» REQUEST
The required output consists solely of the lines from the one containing "Decode this image" down to the one containing "Output a JSON", both included, each quoted exactly.

» DATA PROVIDED
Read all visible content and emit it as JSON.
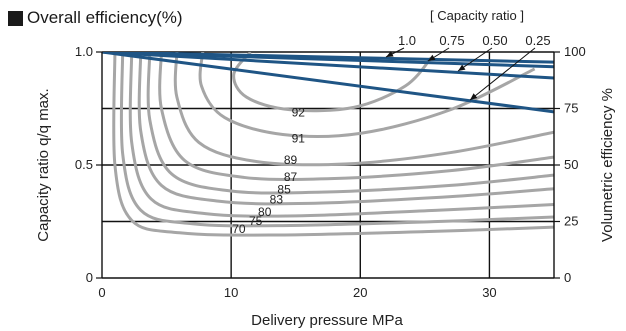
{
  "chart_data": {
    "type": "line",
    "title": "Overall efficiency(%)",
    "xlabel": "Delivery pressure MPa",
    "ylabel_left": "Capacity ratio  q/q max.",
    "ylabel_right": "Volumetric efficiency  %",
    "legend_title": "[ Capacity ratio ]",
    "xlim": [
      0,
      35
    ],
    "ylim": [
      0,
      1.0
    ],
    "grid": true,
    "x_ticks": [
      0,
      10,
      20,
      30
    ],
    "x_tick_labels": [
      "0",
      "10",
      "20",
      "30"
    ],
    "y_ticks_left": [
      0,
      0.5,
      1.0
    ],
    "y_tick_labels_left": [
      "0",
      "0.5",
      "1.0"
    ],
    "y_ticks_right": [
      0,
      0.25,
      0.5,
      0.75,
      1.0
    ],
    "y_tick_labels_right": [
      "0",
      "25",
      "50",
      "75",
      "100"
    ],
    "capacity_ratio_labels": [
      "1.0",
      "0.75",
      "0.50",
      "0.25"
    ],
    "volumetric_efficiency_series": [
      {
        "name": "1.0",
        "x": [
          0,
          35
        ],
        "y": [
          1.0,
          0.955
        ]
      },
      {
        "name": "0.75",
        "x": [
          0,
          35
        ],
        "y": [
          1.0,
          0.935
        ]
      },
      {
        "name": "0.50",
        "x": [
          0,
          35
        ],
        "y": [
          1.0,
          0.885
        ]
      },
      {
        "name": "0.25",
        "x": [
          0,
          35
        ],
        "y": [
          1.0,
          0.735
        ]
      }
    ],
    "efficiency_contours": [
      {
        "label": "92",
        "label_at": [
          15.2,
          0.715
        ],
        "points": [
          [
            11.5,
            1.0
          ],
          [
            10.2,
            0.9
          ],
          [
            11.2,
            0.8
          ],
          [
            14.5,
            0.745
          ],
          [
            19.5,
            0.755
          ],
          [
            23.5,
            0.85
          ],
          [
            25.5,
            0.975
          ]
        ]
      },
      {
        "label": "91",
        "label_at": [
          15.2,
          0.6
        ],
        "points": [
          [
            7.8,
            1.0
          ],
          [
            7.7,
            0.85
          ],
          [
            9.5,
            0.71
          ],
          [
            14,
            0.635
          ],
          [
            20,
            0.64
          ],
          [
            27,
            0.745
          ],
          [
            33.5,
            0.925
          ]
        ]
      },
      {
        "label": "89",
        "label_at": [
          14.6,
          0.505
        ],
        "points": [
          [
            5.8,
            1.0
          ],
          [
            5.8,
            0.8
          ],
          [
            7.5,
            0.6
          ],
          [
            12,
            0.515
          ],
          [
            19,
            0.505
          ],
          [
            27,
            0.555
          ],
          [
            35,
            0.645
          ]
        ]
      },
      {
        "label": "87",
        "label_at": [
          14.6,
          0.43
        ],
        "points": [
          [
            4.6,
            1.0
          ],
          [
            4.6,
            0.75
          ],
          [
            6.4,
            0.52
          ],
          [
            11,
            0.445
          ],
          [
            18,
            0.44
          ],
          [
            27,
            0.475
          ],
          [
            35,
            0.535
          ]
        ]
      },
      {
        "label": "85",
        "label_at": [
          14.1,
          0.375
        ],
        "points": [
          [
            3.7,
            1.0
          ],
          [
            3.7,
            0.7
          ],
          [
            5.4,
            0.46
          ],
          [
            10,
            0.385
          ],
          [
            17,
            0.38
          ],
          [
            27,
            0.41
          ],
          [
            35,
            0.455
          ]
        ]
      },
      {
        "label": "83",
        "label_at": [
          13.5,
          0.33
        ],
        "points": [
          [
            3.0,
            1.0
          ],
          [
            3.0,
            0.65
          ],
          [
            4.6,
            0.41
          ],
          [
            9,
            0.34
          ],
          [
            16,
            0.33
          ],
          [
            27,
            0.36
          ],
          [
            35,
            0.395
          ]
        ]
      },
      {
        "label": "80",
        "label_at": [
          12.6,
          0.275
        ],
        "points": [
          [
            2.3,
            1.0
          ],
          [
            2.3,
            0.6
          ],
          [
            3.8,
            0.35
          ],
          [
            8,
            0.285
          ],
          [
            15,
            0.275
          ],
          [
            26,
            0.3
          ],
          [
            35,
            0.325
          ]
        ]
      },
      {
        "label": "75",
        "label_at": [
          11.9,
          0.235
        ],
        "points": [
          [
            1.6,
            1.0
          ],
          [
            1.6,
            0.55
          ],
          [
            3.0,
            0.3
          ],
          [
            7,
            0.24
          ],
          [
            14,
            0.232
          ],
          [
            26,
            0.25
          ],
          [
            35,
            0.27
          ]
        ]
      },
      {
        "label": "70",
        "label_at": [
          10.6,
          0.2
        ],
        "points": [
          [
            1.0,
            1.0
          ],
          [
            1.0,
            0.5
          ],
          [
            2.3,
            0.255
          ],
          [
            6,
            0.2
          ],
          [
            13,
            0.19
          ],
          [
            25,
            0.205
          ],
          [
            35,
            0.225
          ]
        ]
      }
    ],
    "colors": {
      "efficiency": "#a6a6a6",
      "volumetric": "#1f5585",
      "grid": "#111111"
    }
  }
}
---
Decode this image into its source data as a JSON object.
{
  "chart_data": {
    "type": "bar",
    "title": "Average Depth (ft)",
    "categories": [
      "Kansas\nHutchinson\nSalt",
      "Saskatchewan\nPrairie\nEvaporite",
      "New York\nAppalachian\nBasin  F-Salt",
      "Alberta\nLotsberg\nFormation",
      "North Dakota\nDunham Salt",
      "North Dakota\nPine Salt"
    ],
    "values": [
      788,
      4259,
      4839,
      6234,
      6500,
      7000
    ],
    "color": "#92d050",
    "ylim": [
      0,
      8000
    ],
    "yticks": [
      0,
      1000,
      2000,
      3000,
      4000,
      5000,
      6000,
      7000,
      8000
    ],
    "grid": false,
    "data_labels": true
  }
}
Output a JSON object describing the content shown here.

» OUTPUT FOR THIS EXERCISE
Decode this image into its source data as a JSON object.
{
  "chart_data": {
    "type": "bar",
    "title": "Average Depth (ft)",
    "categories": [
      "Kansas\nHutchinson\nSalt",
      "Saskatchewan\nPrairie\nEvaporite",
      "New York\nAppalachian\nBasin  F-Salt",
      "Alberta\nLotsberg\nFormation",
      "North Dakota\nDunham Salt",
      "North Dakota\nPine Salt"
    ],
    "values": [
      788,
      4259,
      4839,
      6234,
      6500,
      7000
    ],
    "color": "#92d050",
    "ylim": [
      0,
      8000
    ],
    "yticks": [
      0,
      1000,
      2000,
      3000,
      4000,
      5000,
      6000,
      7000,
      8000
    ],
    "grid": false,
    "data_labels": true
  }
}
Output a JSON object describing the content shown here.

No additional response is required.